# WRITTEN EXERCISE
Print the lines from the line containing "I need the location" to the line containing "annotation-arrow xyxy=(264,461,365,506)", inclusive, and omit the pictures.

# INPUT DATA
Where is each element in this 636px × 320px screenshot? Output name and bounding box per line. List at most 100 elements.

---

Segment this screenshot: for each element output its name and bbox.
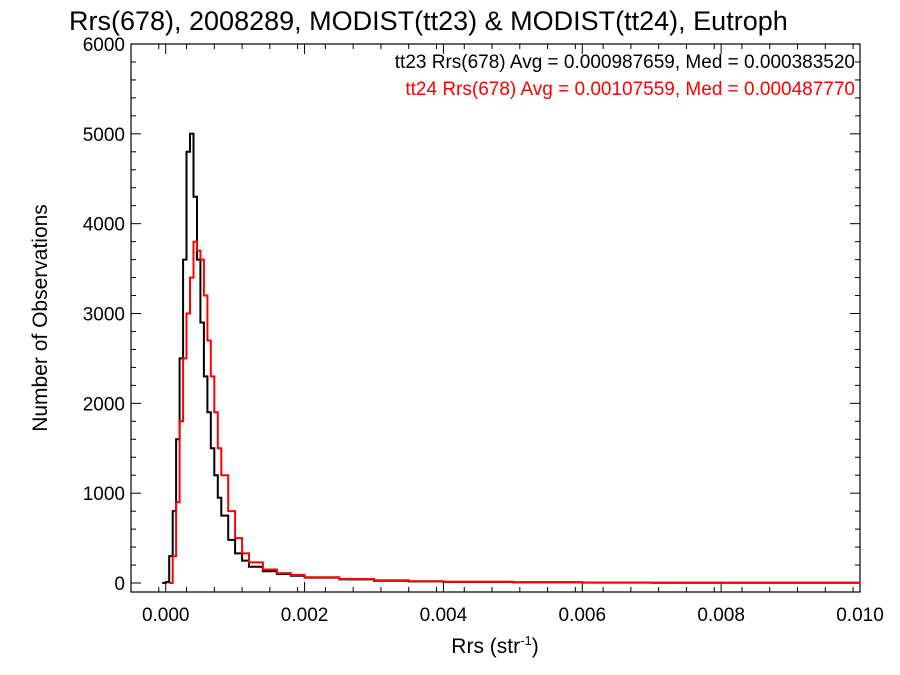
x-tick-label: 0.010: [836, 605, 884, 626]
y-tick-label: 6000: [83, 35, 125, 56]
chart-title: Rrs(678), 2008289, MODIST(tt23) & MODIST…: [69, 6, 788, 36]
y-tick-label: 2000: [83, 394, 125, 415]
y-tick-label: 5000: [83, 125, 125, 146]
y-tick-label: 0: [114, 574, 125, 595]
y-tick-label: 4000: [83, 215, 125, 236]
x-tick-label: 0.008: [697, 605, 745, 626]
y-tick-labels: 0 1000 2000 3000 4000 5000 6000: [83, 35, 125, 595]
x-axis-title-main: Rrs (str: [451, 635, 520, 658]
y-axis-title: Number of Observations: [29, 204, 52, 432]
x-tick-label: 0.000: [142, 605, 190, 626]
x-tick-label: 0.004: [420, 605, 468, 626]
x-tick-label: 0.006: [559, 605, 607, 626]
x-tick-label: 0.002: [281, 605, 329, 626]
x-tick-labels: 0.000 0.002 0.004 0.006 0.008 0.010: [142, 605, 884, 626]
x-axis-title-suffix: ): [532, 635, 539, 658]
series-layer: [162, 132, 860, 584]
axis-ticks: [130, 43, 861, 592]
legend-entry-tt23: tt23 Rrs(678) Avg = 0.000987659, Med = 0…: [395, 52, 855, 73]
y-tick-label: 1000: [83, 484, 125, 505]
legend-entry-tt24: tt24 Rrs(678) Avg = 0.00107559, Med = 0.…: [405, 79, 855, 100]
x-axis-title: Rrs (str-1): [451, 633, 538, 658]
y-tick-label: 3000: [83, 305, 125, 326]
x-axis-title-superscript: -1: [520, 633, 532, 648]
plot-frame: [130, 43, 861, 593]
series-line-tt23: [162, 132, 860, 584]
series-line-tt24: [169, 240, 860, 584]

* * *

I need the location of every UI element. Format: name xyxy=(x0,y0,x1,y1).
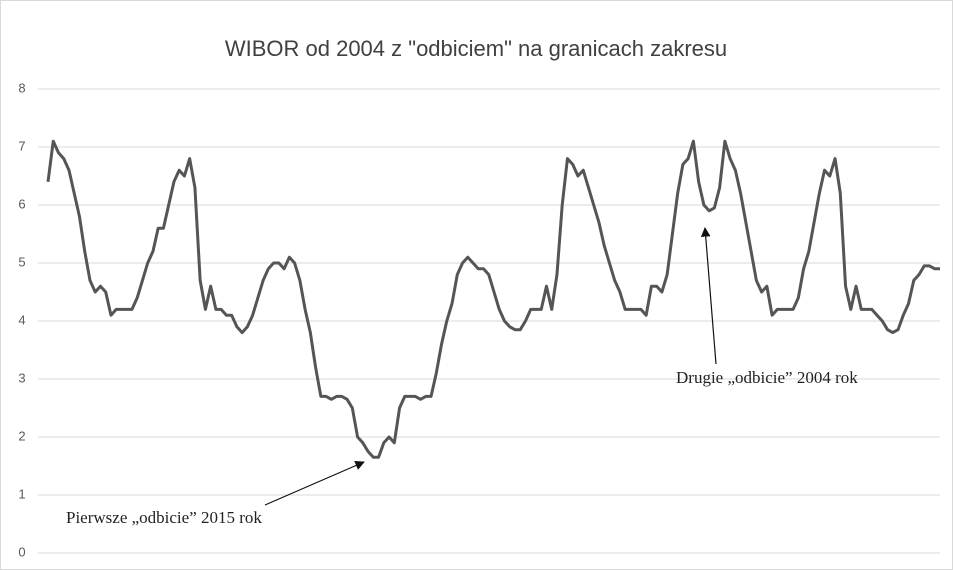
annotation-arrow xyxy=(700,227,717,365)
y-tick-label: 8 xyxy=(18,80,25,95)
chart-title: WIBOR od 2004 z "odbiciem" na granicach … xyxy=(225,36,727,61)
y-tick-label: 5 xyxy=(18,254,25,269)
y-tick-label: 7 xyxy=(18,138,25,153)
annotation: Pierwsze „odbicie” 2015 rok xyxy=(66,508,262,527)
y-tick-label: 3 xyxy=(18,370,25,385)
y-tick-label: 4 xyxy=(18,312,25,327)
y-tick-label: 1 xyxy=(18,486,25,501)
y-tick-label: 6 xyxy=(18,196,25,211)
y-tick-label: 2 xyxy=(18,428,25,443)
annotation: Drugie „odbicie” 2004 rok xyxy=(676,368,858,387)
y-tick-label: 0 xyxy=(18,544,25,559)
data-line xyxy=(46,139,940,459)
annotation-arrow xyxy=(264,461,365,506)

# COMPLETED EXERCISE
I need the location of every UI element. Format: name xyxy=(x0,y0,x1,y1).
annotation-arrow xyxy=(700,227,717,365)
y-tick-label: 8 xyxy=(18,80,25,95)
chart-title: WIBOR od 2004 z "odbiciem" na granicach … xyxy=(225,36,727,61)
y-tick-label: 5 xyxy=(18,254,25,269)
y-tick-label: 7 xyxy=(18,138,25,153)
annotation: Pierwsze „odbicie” 2015 rok xyxy=(66,508,262,527)
y-tick-label: 3 xyxy=(18,370,25,385)
y-tick-label: 4 xyxy=(18,312,25,327)
y-tick-label: 1 xyxy=(18,486,25,501)
y-tick-label: 6 xyxy=(18,196,25,211)
y-tick-label: 2 xyxy=(18,428,25,443)
annotation: Drugie „odbicie” 2004 rok xyxy=(676,368,858,387)
y-tick-label: 0 xyxy=(18,544,25,559)
data-line xyxy=(46,139,940,459)
annotation-arrow xyxy=(264,461,365,506)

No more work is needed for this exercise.